- **Problem description**: Which lines below hold the word "Cameras"? Copy all of them.

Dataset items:
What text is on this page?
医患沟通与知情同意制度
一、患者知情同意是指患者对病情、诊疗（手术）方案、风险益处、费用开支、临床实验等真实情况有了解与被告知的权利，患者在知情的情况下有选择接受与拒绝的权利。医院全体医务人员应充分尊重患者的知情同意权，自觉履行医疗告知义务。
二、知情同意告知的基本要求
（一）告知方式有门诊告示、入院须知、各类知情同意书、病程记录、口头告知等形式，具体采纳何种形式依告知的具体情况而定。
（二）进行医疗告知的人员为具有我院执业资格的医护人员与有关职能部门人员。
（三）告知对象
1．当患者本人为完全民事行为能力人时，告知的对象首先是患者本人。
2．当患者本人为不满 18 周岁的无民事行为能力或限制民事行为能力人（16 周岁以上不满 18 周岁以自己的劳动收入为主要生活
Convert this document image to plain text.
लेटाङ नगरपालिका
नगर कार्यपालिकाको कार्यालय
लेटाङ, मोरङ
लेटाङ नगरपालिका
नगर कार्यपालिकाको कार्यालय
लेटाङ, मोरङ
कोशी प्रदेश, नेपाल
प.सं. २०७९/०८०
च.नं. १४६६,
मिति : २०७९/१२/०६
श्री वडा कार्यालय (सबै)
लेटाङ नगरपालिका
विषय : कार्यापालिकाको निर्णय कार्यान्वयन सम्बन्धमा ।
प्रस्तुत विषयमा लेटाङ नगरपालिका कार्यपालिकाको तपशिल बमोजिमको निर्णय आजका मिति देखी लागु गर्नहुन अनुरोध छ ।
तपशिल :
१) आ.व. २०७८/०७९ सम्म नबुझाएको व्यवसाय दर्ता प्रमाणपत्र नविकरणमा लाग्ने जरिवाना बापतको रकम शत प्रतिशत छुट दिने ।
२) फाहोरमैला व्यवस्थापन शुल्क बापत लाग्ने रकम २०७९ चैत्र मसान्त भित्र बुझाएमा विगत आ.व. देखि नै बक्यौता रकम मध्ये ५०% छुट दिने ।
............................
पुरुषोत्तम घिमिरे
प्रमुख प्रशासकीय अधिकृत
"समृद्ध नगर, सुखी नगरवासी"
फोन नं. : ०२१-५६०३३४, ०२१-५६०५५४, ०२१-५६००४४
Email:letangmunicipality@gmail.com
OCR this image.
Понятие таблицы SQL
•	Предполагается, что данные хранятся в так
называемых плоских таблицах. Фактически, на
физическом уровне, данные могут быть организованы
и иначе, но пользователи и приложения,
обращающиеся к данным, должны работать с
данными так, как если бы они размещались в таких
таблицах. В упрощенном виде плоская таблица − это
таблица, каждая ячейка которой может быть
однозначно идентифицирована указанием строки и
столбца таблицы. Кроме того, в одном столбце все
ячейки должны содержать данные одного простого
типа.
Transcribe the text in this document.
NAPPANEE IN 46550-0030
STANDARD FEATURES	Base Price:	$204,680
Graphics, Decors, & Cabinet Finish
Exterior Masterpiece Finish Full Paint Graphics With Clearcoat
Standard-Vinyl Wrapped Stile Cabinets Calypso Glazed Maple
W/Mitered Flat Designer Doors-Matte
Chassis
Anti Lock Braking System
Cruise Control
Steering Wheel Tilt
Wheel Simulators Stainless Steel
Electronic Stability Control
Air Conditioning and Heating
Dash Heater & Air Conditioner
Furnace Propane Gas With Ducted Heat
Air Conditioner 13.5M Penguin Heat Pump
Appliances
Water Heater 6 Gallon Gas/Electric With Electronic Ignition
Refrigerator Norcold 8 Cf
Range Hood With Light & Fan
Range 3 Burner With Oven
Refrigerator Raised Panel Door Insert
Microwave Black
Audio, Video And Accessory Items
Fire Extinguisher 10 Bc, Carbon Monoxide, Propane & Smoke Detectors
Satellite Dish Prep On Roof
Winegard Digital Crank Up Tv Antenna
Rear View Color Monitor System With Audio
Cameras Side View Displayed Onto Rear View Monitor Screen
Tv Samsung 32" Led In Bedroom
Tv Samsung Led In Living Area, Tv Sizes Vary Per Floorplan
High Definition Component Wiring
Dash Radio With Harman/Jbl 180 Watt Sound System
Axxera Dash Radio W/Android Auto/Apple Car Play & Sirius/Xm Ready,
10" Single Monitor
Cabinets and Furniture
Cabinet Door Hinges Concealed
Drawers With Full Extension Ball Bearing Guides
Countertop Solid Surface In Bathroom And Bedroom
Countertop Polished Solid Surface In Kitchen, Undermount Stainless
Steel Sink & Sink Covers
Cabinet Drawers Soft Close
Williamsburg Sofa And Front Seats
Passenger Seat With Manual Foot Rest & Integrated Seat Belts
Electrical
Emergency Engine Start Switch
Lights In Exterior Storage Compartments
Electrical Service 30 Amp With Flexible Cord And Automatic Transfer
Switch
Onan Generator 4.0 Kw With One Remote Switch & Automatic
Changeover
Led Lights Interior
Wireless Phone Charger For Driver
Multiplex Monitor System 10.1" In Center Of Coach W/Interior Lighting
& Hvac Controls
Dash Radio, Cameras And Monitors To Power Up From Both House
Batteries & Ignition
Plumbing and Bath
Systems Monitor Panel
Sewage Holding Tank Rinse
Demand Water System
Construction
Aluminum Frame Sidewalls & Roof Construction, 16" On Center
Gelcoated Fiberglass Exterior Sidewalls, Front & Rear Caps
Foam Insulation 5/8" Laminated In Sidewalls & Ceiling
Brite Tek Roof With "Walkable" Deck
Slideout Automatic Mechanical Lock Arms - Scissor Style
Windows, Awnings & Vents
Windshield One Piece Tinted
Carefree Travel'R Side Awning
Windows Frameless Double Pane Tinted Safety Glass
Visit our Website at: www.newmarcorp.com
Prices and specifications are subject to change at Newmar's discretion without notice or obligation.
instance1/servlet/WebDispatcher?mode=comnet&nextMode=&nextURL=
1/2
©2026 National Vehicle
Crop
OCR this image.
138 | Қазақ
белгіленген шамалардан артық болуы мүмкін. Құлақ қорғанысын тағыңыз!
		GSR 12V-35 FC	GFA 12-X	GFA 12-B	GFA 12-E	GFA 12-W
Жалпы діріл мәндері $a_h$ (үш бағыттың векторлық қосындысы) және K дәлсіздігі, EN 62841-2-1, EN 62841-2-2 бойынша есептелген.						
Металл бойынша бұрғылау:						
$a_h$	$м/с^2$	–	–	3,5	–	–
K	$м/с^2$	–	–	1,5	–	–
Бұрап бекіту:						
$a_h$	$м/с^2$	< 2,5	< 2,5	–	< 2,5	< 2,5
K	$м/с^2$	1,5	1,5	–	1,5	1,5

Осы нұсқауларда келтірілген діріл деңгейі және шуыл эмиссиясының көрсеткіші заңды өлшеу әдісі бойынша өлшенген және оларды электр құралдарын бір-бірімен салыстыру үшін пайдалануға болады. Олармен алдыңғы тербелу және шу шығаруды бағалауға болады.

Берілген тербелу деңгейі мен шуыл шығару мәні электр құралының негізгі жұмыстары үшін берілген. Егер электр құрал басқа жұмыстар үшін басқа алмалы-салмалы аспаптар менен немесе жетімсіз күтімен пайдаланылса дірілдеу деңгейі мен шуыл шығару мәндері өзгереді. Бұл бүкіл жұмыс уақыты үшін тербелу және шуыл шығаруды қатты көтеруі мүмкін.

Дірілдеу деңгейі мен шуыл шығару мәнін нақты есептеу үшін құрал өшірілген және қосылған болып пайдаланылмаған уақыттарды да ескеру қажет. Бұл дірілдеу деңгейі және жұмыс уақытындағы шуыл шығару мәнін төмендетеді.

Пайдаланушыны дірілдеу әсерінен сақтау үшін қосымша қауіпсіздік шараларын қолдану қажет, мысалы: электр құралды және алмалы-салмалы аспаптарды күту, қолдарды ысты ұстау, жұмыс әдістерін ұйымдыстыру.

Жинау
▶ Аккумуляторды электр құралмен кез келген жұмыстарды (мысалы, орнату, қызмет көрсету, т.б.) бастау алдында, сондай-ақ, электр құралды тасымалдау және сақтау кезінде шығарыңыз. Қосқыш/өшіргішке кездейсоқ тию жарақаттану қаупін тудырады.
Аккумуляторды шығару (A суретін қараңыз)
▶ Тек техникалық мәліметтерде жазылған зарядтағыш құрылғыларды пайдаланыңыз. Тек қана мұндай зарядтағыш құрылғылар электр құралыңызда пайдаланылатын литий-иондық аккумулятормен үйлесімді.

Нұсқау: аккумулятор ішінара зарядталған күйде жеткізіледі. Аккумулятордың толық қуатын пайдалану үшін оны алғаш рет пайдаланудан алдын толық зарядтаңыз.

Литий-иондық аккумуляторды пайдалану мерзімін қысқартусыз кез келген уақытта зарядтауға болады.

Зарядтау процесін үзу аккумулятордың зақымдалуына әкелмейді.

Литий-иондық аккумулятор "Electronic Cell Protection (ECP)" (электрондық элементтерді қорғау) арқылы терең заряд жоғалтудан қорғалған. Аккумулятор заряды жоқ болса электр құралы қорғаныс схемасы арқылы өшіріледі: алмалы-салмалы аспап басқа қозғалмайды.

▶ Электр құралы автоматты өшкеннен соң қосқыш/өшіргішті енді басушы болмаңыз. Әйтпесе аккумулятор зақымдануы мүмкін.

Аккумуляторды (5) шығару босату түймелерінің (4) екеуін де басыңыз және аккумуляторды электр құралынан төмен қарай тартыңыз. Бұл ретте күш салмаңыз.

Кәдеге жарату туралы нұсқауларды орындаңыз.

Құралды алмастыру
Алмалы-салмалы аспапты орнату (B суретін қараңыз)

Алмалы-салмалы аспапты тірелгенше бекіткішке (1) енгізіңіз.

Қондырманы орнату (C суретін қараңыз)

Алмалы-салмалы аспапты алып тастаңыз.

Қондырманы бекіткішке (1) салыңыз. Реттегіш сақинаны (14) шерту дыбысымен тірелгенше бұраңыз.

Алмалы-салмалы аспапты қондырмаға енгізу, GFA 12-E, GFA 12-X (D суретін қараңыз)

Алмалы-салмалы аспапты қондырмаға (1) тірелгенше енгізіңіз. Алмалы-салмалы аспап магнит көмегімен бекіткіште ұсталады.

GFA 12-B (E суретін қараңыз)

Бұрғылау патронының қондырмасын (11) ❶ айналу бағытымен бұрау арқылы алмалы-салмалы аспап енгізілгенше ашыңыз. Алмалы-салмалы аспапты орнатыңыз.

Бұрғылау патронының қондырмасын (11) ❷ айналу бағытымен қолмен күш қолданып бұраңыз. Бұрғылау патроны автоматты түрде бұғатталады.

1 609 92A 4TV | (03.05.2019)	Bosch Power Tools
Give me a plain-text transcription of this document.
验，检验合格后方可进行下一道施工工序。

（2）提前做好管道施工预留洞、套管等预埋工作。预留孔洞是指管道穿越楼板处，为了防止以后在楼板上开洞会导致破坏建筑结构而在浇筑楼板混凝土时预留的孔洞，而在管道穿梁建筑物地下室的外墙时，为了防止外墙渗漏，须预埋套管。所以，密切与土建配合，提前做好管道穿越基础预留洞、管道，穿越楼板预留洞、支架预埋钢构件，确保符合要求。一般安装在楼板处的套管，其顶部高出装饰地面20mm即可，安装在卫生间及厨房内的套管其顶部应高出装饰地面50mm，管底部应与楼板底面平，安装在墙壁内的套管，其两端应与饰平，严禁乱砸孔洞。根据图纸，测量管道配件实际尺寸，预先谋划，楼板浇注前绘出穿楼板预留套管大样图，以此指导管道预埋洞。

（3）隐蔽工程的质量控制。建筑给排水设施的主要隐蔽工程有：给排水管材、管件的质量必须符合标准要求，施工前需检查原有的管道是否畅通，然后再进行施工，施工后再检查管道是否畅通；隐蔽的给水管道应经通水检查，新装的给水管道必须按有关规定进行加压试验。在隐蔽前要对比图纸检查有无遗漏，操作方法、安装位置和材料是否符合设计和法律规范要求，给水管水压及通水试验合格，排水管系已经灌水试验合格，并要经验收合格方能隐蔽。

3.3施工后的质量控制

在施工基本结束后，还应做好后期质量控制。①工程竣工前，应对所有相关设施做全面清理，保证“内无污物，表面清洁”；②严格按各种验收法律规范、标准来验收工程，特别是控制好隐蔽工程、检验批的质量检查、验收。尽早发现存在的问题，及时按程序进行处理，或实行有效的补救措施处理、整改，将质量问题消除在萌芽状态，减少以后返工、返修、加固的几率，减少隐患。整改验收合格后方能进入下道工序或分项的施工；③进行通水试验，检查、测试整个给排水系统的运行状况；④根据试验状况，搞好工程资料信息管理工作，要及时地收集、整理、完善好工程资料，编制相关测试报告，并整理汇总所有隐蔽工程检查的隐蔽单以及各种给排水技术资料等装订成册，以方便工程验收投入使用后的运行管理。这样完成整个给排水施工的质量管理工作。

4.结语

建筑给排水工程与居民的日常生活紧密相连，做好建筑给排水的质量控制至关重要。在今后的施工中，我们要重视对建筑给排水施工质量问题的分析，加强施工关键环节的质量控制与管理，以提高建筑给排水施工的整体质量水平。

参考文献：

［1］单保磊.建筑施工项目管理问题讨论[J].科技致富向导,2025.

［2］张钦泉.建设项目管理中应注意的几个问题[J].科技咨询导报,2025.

- **Written reply**:
Cameras Side View Displayed Onto Rear View Monitor Screen
Dash Radio, Cameras And Monitors To Power Up From Both House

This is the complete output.